▼
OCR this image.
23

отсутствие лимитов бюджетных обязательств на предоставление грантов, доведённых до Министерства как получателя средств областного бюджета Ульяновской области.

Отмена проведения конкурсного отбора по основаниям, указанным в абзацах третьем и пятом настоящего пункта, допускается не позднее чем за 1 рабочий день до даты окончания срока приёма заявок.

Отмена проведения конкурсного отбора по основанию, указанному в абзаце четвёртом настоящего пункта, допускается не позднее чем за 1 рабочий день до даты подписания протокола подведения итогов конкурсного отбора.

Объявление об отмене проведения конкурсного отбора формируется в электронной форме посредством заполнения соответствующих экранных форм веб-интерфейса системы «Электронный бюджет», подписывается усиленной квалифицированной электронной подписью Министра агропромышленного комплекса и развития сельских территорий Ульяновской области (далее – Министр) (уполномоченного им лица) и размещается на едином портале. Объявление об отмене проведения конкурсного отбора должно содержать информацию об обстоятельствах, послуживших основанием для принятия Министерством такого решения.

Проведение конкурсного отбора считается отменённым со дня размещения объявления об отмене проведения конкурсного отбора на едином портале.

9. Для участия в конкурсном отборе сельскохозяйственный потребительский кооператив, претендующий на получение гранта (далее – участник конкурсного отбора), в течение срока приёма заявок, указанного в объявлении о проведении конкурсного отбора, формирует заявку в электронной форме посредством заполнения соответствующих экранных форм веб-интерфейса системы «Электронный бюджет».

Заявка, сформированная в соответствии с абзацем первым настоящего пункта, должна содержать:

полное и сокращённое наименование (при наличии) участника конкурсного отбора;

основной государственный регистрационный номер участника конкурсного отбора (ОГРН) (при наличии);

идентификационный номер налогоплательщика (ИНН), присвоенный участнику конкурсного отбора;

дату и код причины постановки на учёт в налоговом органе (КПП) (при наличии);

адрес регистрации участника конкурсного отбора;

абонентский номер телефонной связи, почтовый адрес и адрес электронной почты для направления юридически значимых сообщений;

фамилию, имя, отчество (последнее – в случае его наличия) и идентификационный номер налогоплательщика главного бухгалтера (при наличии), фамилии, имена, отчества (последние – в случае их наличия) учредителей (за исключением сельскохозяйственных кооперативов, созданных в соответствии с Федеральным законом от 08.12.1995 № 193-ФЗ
▲
### Written instruction
Pick out the lines containing the word "номер" and show them.

### Final answer
основной государственный регистрационный номер участника конкурсного отбора (ОГРН) (при наличии);
идентификационный номер налогоплательщика (ИНН), присвоенный участнику конкурсного отбора;
абонентский номер телефонной связи, почтовый адрес и адрес электронной почты для направления юридически значимых сообщений;
фамилию, имя, отчество (последнее – в случае его наличия) и идентификационный номер налогоплательщика главного бухгалтера (при наличии), фамилии, имена, отчества (последние – в случае их наличия) учредителей (за исключением сельскохозяйственных кооперативов, созданных в соответствии с Федеральным законом от 08.12.1995 № 193-ФЗ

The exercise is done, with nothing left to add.